** BEGIN **

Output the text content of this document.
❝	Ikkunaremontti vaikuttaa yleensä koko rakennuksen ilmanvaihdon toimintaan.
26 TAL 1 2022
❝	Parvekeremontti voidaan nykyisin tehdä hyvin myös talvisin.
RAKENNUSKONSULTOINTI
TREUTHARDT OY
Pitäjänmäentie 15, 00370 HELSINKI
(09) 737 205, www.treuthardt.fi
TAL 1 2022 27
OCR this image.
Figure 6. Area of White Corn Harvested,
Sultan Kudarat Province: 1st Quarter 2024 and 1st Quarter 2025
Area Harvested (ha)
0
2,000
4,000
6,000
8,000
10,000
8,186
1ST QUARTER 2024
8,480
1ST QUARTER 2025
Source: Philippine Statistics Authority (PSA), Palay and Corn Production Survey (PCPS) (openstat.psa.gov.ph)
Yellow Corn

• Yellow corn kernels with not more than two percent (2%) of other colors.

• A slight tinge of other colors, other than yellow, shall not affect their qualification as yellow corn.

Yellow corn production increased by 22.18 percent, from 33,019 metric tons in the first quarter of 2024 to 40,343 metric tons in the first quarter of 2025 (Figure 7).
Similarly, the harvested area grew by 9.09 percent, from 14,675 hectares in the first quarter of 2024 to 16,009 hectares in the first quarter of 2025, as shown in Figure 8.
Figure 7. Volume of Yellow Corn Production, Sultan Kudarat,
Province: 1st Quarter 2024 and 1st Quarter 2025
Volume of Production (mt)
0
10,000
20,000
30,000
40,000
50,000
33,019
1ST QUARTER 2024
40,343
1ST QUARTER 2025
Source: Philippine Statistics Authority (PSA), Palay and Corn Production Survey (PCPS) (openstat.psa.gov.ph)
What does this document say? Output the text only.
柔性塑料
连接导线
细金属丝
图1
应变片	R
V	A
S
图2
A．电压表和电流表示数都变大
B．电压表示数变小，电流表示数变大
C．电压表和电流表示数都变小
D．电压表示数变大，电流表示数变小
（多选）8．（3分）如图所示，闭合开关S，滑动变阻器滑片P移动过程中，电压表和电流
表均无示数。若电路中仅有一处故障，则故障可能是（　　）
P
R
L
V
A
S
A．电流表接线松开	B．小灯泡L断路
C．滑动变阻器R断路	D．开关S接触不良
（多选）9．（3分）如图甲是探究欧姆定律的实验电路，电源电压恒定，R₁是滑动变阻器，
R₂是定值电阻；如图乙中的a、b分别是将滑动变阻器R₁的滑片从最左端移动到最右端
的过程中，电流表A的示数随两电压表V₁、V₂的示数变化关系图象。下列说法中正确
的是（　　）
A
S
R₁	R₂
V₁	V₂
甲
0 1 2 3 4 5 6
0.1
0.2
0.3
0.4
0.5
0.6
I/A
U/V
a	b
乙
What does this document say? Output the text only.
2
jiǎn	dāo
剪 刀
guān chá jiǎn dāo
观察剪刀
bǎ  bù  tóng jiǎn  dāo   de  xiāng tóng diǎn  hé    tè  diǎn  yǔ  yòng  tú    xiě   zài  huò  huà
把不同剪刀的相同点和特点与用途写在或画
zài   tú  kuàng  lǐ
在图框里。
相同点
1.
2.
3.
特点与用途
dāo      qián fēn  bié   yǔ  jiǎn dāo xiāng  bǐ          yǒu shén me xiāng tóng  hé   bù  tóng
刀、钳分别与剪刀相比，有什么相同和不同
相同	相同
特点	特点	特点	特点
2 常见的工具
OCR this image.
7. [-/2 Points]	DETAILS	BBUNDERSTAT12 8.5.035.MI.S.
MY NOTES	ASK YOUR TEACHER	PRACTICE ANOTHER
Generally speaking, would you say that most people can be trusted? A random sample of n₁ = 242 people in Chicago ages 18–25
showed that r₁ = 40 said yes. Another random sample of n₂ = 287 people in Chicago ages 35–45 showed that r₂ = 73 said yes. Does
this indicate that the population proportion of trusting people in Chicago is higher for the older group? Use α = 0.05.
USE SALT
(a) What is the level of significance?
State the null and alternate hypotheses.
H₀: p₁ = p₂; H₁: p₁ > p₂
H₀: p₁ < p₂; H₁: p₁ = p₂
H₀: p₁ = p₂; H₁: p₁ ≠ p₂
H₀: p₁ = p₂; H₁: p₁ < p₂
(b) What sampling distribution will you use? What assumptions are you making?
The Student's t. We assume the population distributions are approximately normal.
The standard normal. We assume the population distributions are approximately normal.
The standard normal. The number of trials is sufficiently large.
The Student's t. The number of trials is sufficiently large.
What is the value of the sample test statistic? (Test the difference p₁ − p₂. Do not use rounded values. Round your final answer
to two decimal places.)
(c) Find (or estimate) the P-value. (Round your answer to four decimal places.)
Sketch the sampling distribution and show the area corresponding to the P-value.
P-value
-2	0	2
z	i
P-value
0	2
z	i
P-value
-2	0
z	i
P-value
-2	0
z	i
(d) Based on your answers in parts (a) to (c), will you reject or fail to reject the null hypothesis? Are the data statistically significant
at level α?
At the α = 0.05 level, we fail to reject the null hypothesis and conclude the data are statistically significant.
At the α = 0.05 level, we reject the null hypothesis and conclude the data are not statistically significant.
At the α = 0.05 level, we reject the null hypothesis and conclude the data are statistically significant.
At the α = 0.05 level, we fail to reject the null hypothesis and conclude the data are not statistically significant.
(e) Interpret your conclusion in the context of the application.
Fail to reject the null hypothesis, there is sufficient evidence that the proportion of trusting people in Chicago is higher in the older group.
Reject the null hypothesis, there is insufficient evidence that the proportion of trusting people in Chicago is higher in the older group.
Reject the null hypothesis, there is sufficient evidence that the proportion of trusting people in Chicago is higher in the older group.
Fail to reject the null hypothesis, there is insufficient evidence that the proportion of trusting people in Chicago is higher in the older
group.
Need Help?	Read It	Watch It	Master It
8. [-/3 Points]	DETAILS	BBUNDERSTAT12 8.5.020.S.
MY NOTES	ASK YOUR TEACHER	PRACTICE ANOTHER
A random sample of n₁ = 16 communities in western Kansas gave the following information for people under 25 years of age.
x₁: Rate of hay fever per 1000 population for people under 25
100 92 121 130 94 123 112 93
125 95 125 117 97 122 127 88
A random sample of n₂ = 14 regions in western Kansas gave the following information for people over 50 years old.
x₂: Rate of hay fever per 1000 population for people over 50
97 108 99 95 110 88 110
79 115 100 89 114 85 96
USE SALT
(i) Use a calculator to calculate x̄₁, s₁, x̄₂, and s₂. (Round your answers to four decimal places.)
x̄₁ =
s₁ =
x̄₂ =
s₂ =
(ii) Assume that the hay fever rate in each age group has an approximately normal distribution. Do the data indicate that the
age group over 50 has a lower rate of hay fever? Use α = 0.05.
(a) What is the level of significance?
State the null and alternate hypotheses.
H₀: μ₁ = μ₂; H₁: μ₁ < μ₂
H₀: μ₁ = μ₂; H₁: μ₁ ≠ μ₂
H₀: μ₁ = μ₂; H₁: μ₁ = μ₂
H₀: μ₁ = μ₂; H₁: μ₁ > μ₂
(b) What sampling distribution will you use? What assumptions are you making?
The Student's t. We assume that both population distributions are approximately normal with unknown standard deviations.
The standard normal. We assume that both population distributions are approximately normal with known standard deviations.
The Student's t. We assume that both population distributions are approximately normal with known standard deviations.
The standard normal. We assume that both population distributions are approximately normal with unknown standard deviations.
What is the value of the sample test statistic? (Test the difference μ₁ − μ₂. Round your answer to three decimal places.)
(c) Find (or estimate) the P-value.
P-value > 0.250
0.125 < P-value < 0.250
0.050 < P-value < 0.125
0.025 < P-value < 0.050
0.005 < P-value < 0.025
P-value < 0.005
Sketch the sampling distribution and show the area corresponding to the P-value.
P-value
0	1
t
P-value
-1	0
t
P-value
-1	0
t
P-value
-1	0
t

** END **

Work instructions: The lines above should be duplicated exactly.

Output:
Output the text content of this document.
❝	Ikkunaremontti vaikuttaa yleensä koko rakennuksen ilmanvaihdon toimintaan.
26 TAL 1 2022
❝	Parvekeremontti voidaan nykyisin tehdä hyvin myös talvisin.
RAKENNUSKONSULTOINTI
TREUTHARDT OY
Pitäjänmäentie 15, 00370 HELSINKI
(09) 737 205, www.treuthardt.fi
TAL 1 2022 27
OCR this image.
Figure 6. Area of White Corn Harvested,
Sultan Kudarat Province: 1st Quarter 2024 and 1st Quarter 2025
Area Harvested (ha)
0
2,000
4,000
6,000
8,000
10,000
8,186
1ST QUARTER 2024
8,480
1ST QUARTER 2025
Source: Philippine Statistics Authority (PSA), Palay and Corn Production Survey (PCPS) (openstat.psa.gov.ph)
Yellow Corn

• Yellow corn kernels with not more than two percent (2%) of other colors.

• A slight tinge of other colors, other than yellow, shall not affect their qualification as yellow corn.

Yellow corn production increased by 22.18 percent, from 33,019 metric tons in the first quarter of 2024 to 40,343 metric tons in the first quarter of 2025 (Figure 7).
Similarly, the harvested area grew by 9.09 percent, from 14,675 hectares in the first quarter of 2024 to 16,009 hectares in the first quarter of 2025, as shown in Figure 8.
Figure 7. Volume of Yellow Corn Production, Sultan Kudarat,
Province: 1st Quarter 2024 and 1st Quarter 2025
Volume of Production (mt)
0
10,000
20,000
30,000
40,000
50,000
33,019
1ST QUARTER 2024
40,343
1ST QUARTER 2025
Source: Philippine Statistics Authority (PSA), Palay and Corn Production Survey (PCPS) (openstat.psa.gov.ph)
What does this document say? Output the text only.
柔性塑料
连接导线
细金属丝
图1
应变片	R
V	A
S
图2
A．电压表和电流表示数都变大
B．电压表示数变小，电流表示数变大
C．电压表和电流表示数都变小
D．电压表示数变大，电流表示数变小
（多选）8．（3分）如图所示，闭合开关S，滑动变阻器滑片P移动过程中，电压表和电流
表均无示数。若电路中仅有一处故障，则故障可能是（　　）
P
R
L
V
A
S
A．电流表接线松开	B．小灯泡L断路
C．滑动变阻器R断路	D．开关S接触不良
（多选）9．（3分）如图甲是探究欧姆定律的实验电路，电源电压恒定，R₁是滑动变阻器，
R₂是定值电阻；如图乙中的a、b分别是将滑动变阻器R₁的滑片从最左端移动到最右端
的过程中，电流表A的示数随两电压表V₁、V₂的示数变化关系图象。下列说法中正确
的是（　　）
A
S
R₁	R₂
V₁	V₂
甲
0 1 2 3 4 5 6
0.1
0.2
0.3
0.4
0.5
0.6
I/A
U/V
a	b
乙
What does this document say? Output the text only.
2
jiǎn	dāo
剪 刀
guān chá jiǎn dāo
观察剪刀
bǎ  bù  tóng jiǎn  dāo   de  xiāng tóng diǎn  hé    tè  diǎn  yǔ  yòng  tú    xiě   zài  huò  huà
把不同剪刀的相同点和特点与用途写在或画
zài   tú  kuàng  lǐ
在图框里。
相同点
1.
2.
3.
特点与用途
dāo      qián fēn  bié   yǔ  jiǎn dāo xiāng  bǐ          yǒu shén me xiāng tóng  hé   bù  tóng
刀、钳分别与剪刀相比，有什么相同和不同
相同	相同
特点	特点	特点	特点
2 常见的工具
OCR this image.
7. [-/2 Points]	DETAILS	BBUNDERSTAT12 8.5.035.MI.S.
MY NOTES	ASK YOUR TEACHER	PRACTICE ANOTHER
Generally speaking, would you say that most people can be trusted? A random sample of n₁ = 242 people in Chicago ages 18–25
showed that r₁ = 40 said yes. Another random sample of n₂ = 287 people in Chicago ages 35–45 showed that r₂ = 73 said yes. Does
this indicate that the population proportion of trusting people in Chicago is higher for the older group? Use α = 0.05.
USE SALT
(a) What is the level of significance?
State the null and alternate hypotheses.
H₀: p₁ = p₂; H₁: p₁ > p₂
H₀: p₁ < p₂; H₁: p₁ = p₂
H₀: p₁ = p₂; H₁: p₁ ≠ p₂
H₀: p₁ = p₂; H₁: p₁ < p₂
(b) What sampling distribution will you use? What assumptions are you making?
The Student's t. We assume the population distributions are approximately normal.
The standard normal. We assume the population distributions are approximately normal.
The standard normal. The number of trials is sufficiently large.
The Student's t. The number of trials is sufficiently large.
What is the value of the sample test statistic? (Test the difference p₁ − p₂. Do not use rounded values. Round your final answer
to two decimal places.)
(c) Find (or estimate) the P-value. (Round your answer to four decimal places.)
Sketch the sampling distribution and show the area corresponding to the P-value.
P-value
-2	0	2
z	i
P-value
0	2
z	i
P-value
-2	0
z	i
P-value
-2	0
z	i
(d) Based on your answers in parts (a) to (c), will you reject or fail to reject the null hypothesis? Are the data statistically significant
at level α?
At the α = 0.05 level, we fail to reject the null hypothesis and conclude the data are statistically significant.
At the α = 0.05 level, we reject the null hypothesis and conclude the data are not statistically significant.
At the α = 0.05 level, we reject the null hypothesis and conclude the data are statistically significant.
At the α = 0.05 level, we fail to reject the null hypothesis and conclude the data are not statistically significant.
(e) Interpret your conclusion in the context of the application.
Fail to reject the null hypothesis, there is sufficient evidence that the proportion of trusting people in Chicago is higher in the older group.
Reject the null hypothesis, there is insufficient evidence that the proportion of trusting people in Chicago is higher in the older group.
Reject the null hypothesis, there is sufficient evidence that the proportion of trusting people in Chicago is higher in the older group.
Fail to reject the null hypothesis, there is insufficient evidence that the proportion of trusting people in Chicago is higher in the older
group.
Need Help?	Read It	Watch It	Master It
8. [-/3 Points]	DETAILS	BBUNDERSTAT12 8.5.020.S.
MY NOTES	ASK YOUR TEACHER	PRACTICE ANOTHER
A random sample of n₁ = 16 communities in western Kansas gave the following information for people under 25 years of age.
x₁: Rate of hay fever per 1000 population for people under 25
100 92 121 130 94 123 112 93
125 95 125 117 97 122 127 88
A random sample of n₂ = 14 regions in western Kansas gave the following information for people over 50 years old.
x₂: Rate of hay fever per 1000 population for people over 50
97 108 99 95 110 88 110
79 115 100 89 114 85 96
USE SALT
(i) Use a calculator to calculate x̄₁, s₁, x̄₂, and s₂. (Round your answers to four decimal places.)
x̄₁ =
s₁ =
x̄₂ =
s₂ =
(ii) Assume that the hay fever rate in each age group has an approximately normal distribution. Do the data indicate that the
age group over 50 has a lower rate of hay fever? Use α = 0.05.
(a) What is the level of significance?
State the null and alternate hypotheses.
H₀: μ₁ = μ₂; H₁: μ₁ < μ₂
H₀: μ₁ = μ₂; H₁: μ₁ ≠ μ₂
H₀: μ₁ = μ₂; H₁: μ₁ = μ₂
H₀: μ₁ = μ₂; H₁: μ₁ > μ₂
(b) What sampling distribution will you use? What assumptions are you making?
The Student's t. We assume that both population distributions are approximately normal with unknown standard deviations.
The standard normal. We assume that both population distributions are approximately normal with known standard deviations.
The Student's t. We assume that both population distributions are approximately normal with known standard deviations.
The standard normal. We assume that both population distributions are approximately normal with unknown standard deviations.
What is the value of the sample test statistic? (Test the difference μ₁ − μ₂. Round your answer to three decimal places.)
(c) Find (or estimate) the P-value.
P-value > 0.250
0.125 < P-value < 0.250
0.050 < P-value < 0.125
0.025 < P-value < 0.050
0.005 < P-value < 0.025
P-value < 0.005
Sketch the sampling distribution and show the area corresponding to the P-value.
P-value
0	1
t
P-value
-1	0
t
P-value
-1	0
t
P-value
-1	0
t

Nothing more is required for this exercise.